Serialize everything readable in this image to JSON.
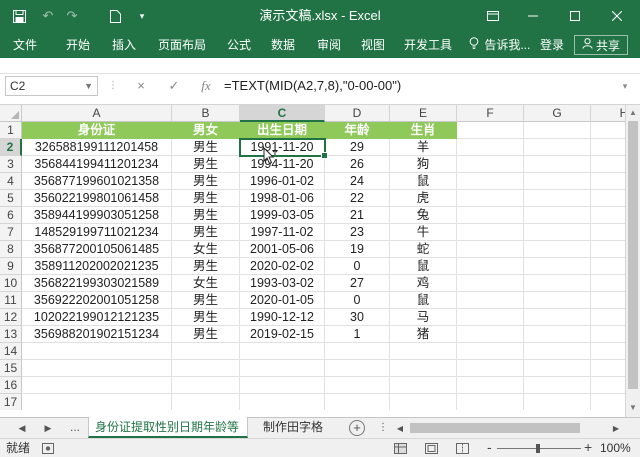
{
  "titlebar": {
    "title": "演示文稿.xlsx - Excel",
    "icons": [
      "save-icon",
      "undo-icon",
      "redo-icon",
      "new-document-icon",
      "customize-quick-access-icon",
      "ribbon-display-options-icon",
      "minimize-icon",
      "maximize-icon",
      "close-icon"
    ]
  },
  "ribbon": {
    "tabs": [
      "文件",
      "开始",
      "插入",
      "页面布局",
      "公式",
      "数据",
      "审阅",
      "视图",
      "开发工具"
    ],
    "tell_me": "告诉我...",
    "signin": "登录",
    "share": "共享"
  },
  "formula_bar": {
    "name_box": "C2",
    "cancel": "×",
    "enter": "✓",
    "fx": "fx",
    "formula": "=TEXT(MID(A2,7,8),\"0-00-00\")"
  },
  "columns": [
    "A",
    "B",
    "C",
    "D",
    "E",
    "F",
    "G",
    "H"
  ],
  "row_numbers": [
    "1",
    "2",
    "3",
    "4",
    "5",
    "6",
    "7",
    "8",
    "9",
    "10",
    "11",
    "12",
    "13",
    "14",
    "15",
    "16",
    "17"
  ],
  "header_row": [
    "身份证",
    "男女",
    "出生日期",
    "年龄",
    "生肖"
  ],
  "rows": [
    [
      "326588199111201458",
      "男生",
      "1991-11-20",
      "29",
      "羊"
    ],
    [
      "356844199411201234",
      "男生",
      "1994-11-20",
      "26",
      "狗"
    ],
    [
      "356877199601021358",
      "男生",
      "1996-01-02",
      "24",
      "鼠"
    ],
    [
      "356022199801061458",
      "男生",
      "1998-01-06",
      "22",
      "虎"
    ],
    [
      "358944199903051258",
      "男生",
      "1999-03-05",
      "21",
      "兔"
    ],
    [
      "148529199711021234",
      "男生",
      "1997-11-02",
      "23",
      "牛"
    ],
    [
      "356877200105061485",
      "女生",
      "2001-05-06",
      "19",
      "蛇"
    ],
    [
      "358911202002021235",
      "男生",
      "2020-02-02",
      "0",
      "鼠"
    ],
    [
      "356822199303021589",
      "女生",
      "1993-03-02",
      "27",
      "鸡"
    ],
    [
      "356922202001051258",
      "男生",
      "2020-01-05",
      "0",
      "鼠"
    ],
    [
      "102022199012121235",
      "男生",
      "1990-12-12",
      "30",
      "马"
    ],
    [
      "356988201902151234",
      "男生",
      "2019-02-15",
      "1",
      "猪"
    ]
  ],
  "sheet_tabs": {
    "nav_more": "...",
    "active": "身份证提取性别日期年龄等",
    "other": "制作田字格",
    "add": "+"
  },
  "status": {
    "label": "就绪",
    "zoom_minus": "-",
    "zoom_plus": "+",
    "zoom": "100%"
  }
}
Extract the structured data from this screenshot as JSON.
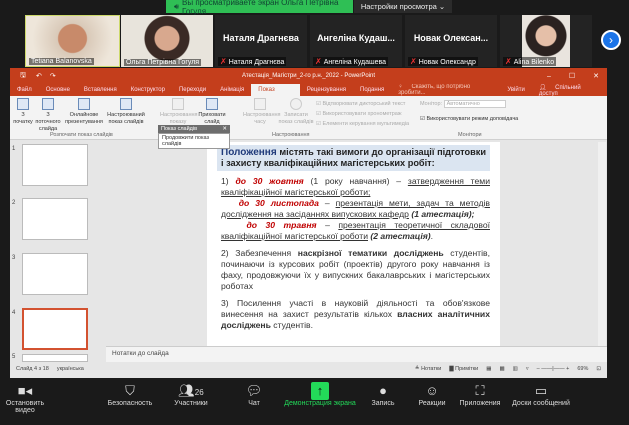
{
  "zoom_banner": {
    "text": "Вы просматриваете экран Ольга Петрівна Гогуля",
    "view_options": "Настройки просмотра"
  },
  "participants": [
    {
      "name": "Tetiana Balanovska",
      "big": ""
    },
    {
      "name": "Ольга Петрівна Гогуля",
      "big": ""
    },
    {
      "name": "Наталя Драгнєва",
      "big": "Наталя Драгнєва"
    },
    {
      "name": "Ангеліна Кудашева",
      "big": "Ангеліна Кудаш..."
    },
    {
      "name": "Новак Олександр",
      "big": "Новак Олексан..."
    },
    {
      "name": "Alina Bilenko",
      "big": ""
    }
  ],
  "ppt": {
    "title": "Атестація_Магістри_2-го р.н._2022 - PowerPoint",
    "tabs": [
      "Файл",
      "Основне",
      "Вставлення",
      "Конструктор",
      "Переходи",
      "Анімація",
      "Показ слайдів",
      "Рецензування",
      "Подання"
    ],
    "tell_me": "Скажіть, що потрібно зробити...",
    "signin": "Увійти",
    "share": "Спільний доступ",
    "ribbon": {
      "from_start": "З початку",
      "from_current": "З поточного слайда",
      "online": "Онлайнове презентування",
      "custom": "Настроюваний показ слайдів",
      "group1": "Розпочати показ слайдів",
      "setup": "Настроювання показу слайдів",
      "hide": "Приховати слайд",
      "rehearse": "Настроювання часу",
      "record": "Записати показ слайдів",
      "cb1": "Відтворювати дикторський текст",
      "cb2": "Використовувати хронометраж",
      "cb3": "Елементи керування мультимедіа",
      "group2": "Настроювання",
      "monitor_label": "Монітор:",
      "monitor_value": "Автоматично",
      "presenter": "Використовувати режим доповідача",
      "group3": "Монітори"
    },
    "popup": {
      "title": "Показ слайдів",
      "item": "Продовжити показ слайдів"
    },
    "slide": {
      "h_bold": "Положення",
      "h_rest": " містять такі вимоги до організації підготовки і захисту кваліфікаційних магістерських робіт:",
      "i1a": "1) ",
      "i1b": "до 30 жовтня",
      "i1c": " (1 року навчання) – ",
      "i1d": "затвердження теми кваліфікаційної магістерської роботи;",
      "i2b": "до 30 листопада",
      "i2c": " – ",
      "i2d": "презентація мети, задач та методів дослідження на засіданнях випускових кафедр",
      "i2e": " (1 атестація);",
      "i3b": "до 30 травня",
      "i3c": " – ",
      "i3d": "презентація теоретичної складової кваліфікаційної магістерської роботи",
      "i3e": " (2 атестація)",
      "p2a": "2) Забезпечення ",
      "p2b": "наскрізної тематики досліджень",
      "p2c": " студентів, починаючи із курсових робіт (проектів) другого року навчання із фаху, продовжуючи їх у випускних бакалаврських і магістерських роботах",
      "p3a": "3) Посилення участі в науковій діяльності та обов'язкове винесення на захист результатів кількох ",
      "p3b": "власних аналітичних досліджень",
      "p3c": " студентів."
    },
    "thumb_numbers": [
      "1",
      "2",
      "3",
      "4",
      "5"
    ],
    "notes": "Нотатки до слайда",
    "status": {
      "slide": "Слайд 4 з 18",
      "lang": "українська",
      "notes": "Нотатки",
      "comments": "Примітки",
      "zoom": "69%"
    }
  },
  "toolbar": {
    "video": "Остановить видео",
    "security": "Безопасность",
    "participants": "Участники",
    "count": "26",
    "chat": "Чат",
    "share": "Демонстрация экрана",
    "record": "Запись",
    "reactions": "Реакции",
    "apps": "Приложения",
    "whiteboards": "Доски сообщений"
  }
}
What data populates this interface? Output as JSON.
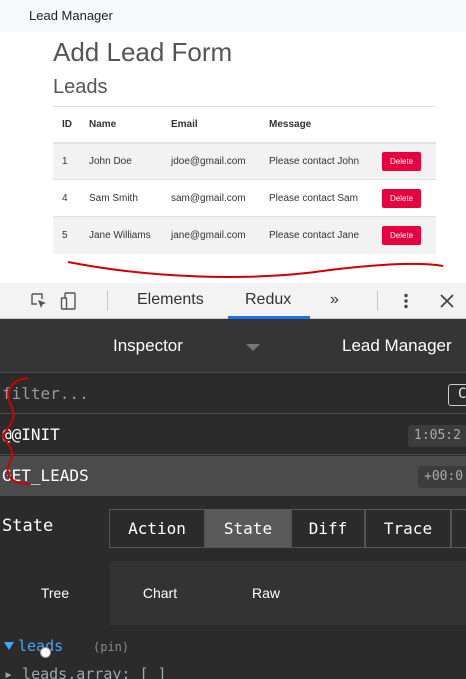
{
  "app": {
    "brand": "Lead Manager",
    "form_title": "Add Lead Form",
    "leads_title": "Leads",
    "table": {
      "headers": [
        "ID",
        "Name",
        "Email",
        "Message",
        ""
      ],
      "rows": [
        {
          "id": "1",
          "name": "John Doe",
          "email": "jdoe@gmail.com",
          "message": "Please contact John",
          "action": "Delete"
        },
        {
          "id": "4",
          "name": "Sam Smith",
          "email": "sam@gmail.com",
          "message": "Please contact Sam",
          "action": "Delete"
        },
        {
          "id": "5",
          "name": "Jane Williams",
          "email": "jane@gmail.com",
          "message": "Please contact Jane",
          "action": "Delete"
        }
      ]
    },
    "delete_color": "#e8003e",
    "annotation_color": "#d10000"
  },
  "devtools": {
    "tabs": [
      "Elements",
      "Redux",
      "»"
    ],
    "active_tab": "Redux",
    "icons": [
      "inspect-element-icon",
      "device-toolbar-icon",
      "more-vert-icon",
      "close-icon"
    ],
    "accent_color": "#1a73e8",
    "redux": {
      "monitor": "Inspector",
      "store": "Lead Manager",
      "filter_placeholder": "filter...",
      "commit_label": "C",
      "actions": [
        {
          "type": "@@INIT",
          "time": "1:05:2"
        },
        {
          "type": "GET_LEADS",
          "time": "+00:0"
        }
      ],
      "panel_label": "State",
      "segments": [
        "Action",
        "State",
        "Diff",
        "Trace"
      ],
      "active_segment": "State",
      "subtabs": [
        "Tree",
        "Chart",
        "Raw"
      ],
      "active_subtab": "Tree",
      "tree": {
        "key": "leads",
        "pin": "(pin)",
        "child": "▸ leads.array: [ ]"
      }
    }
  }
}
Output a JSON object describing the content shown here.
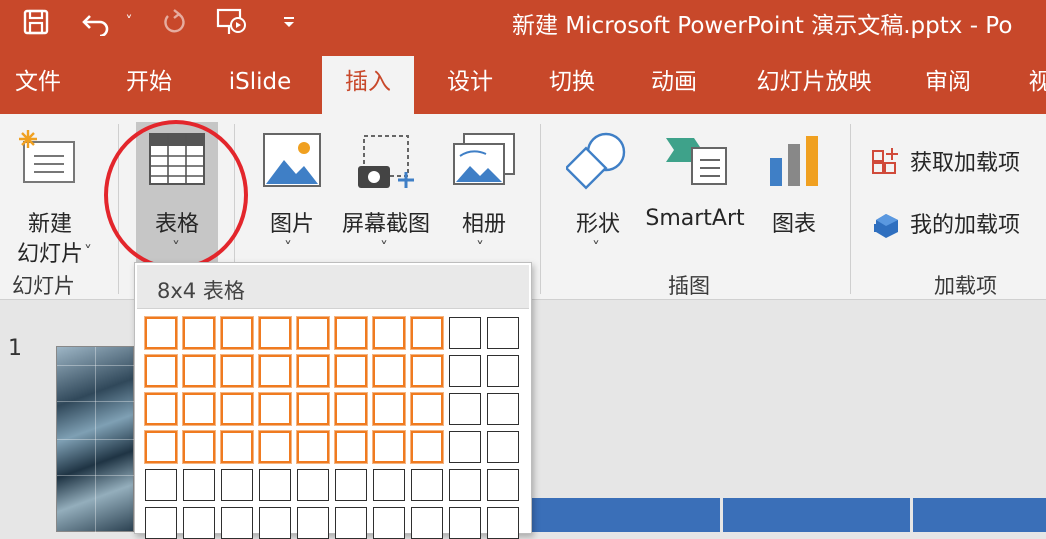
{
  "window": {
    "title": "新建 Microsoft PowerPoint 演示文稿.pptx  -  Po"
  },
  "qat": {
    "save": "save-icon",
    "undo": "undo-icon",
    "undo_dropdown": "˅",
    "redo": "redo-icon",
    "present": "present-from-start-icon",
    "customize": "customize-qat-icon"
  },
  "tabs": [
    {
      "label": "文件"
    },
    {
      "label": "开始"
    },
    {
      "label": "iSlide"
    },
    {
      "label": "插入",
      "active": true
    },
    {
      "label": "设计"
    },
    {
      "label": "切换"
    },
    {
      "label": "动画"
    },
    {
      "label": "幻灯片放映"
    },
    {
      "label": "审阅"
    },
    {
      "label": "视"
    }
  ],
  "ribbon": {
    "new_slide": {
      "line1": "新建",
      "line2": "幻灯片",
      "chevron": "˅"
    },
    "table": {
      "label": "表格",
      "chevron": "˅"
    },
    "picture": {
      "label": "图片",
      "chevron": "˅"
    },
    "screenshot": {
      "label": "屏幕截图",
      "chevron": "˅"
    },
    "album": {
      "label": "相册",
      "chevron": "˅"
    },
    "shapes": {
      "label": "形状",
      "chevron": "˅"
    },
    "smartart": {
      "label": "SmartArt"
    },
    "chart": {
      "label": "图表"
    },
    "get_addins": {
      "label": "获取加载项"
    },
    "my_addins": {
      "label": "我的加载项"
    },
    "groups": {
      "slides": "幻灯片",
      "illustrations": "插图",
      "addins": "加载项"
    }
  },
  "table_picker": {
    "title": "8x4 表格",
    "selected_cols": 8,
    "selected_rows": 4,
    "grid_cols": 10,
    "grid_rows_visible": 6
  },
  "slides_panel": {
    "slide_number": "1"
  },
  "colors": {
    "brand": "#c8482a",
    "selection": "#f07b20",
    "highlight_circle": "#e3262c",
    "canvas_blue": "#3a6fb8"
  }
}
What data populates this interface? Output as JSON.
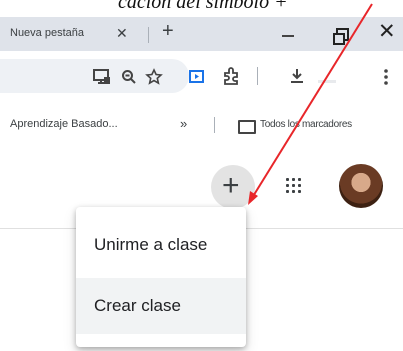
{
  "caption": {
    "text": "cación del símbolo +"
  },
  "tabstrip": {
    "tab_title": "Nueva pestaña",
    "tab_close": "✕",
    "new_tab": "+",
    "minimize": "—",
    "close": "✕"
  },
  "toolbar": {
    "icons": [
      "cast-icon",
      "zoom-icon",
      "star-icon",
      "media-icon",
      "extensions-icon",
      "download-icon",
      "menu-icon"
    ]
  },
  "bookmarks": {
    "item_1": "Aprendizaje Basado...",
    "more": "»",
    "all_bookmarks": "Todos los marcadores"
  },
  "header": {
    "create_button_label": "+"
  },
  "menu": {
    "items": [
      {
        "label": "Unirme a clase"
      },
      {
        "label": "Crear clase"
      }
    ]
  },
  "colors": {
    "tabstrip_bg": "#dfe3ea",
    "annotation_arrow": "#e8262a",
    "menu_hover": "#f1f3f4"
  }
}
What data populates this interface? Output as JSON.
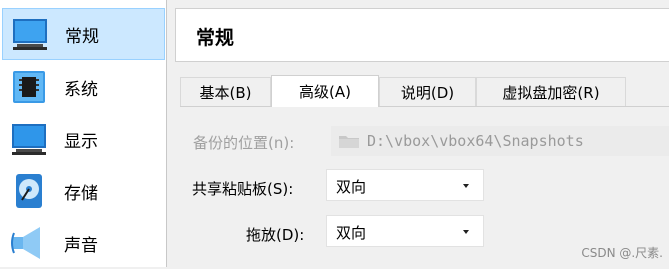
{
  "sidebar": {
    "items": [
      {
        "label": "常规",
        "icon": "general-monitor-icon"
      },
      {
        "label": "系统",
        "icon": "chip-icon"
      },
      {
        "label": "显示",
        "icon": "monitor-icon"
      },
      {
        "label": "存储",
        "icon": "disk-icon"
      },
      {
        "label": "声音",
        "icon": "speaker-icon"
      }
    ],
    "selected_index": 0
  },
  "header": {
    "title": "常规"
  },
  "tabs": [
    {
      "label": "基本(B)"
    },
    {
      "label": "高级(A)"
    },
    {
      "label": "说明(D)"
    },
    {
      "label": "虚拟盘加密(R)"
    }
  ],
  "active_tab_index": 1,
  "form": {
    "snapshot_location": {
      "label": "备份的位置(n):",
      "value": "D:\\vbox\\vbox64\\Snapshots",
      "disabled": true
    },
    "clipboard": {
      "label": "共享粘贴板(S):",
      "value": "双向"
    },
    "drag_drop": {
      "label": "拖放(D):",
      "value": "双向"
    }
  },
  "watermark": "CSDN @.尺素.",
  "colors": {
    "selection_bg": "#cce8ff",
    "selection_border": "#99d1ff",
    "icon_blue": "#1e88d8"
  }
}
==*==
■ What this task involves ■
How many lines of the listing include the string "робіт"? Answer with the number alone.

■ Solved problem ■
2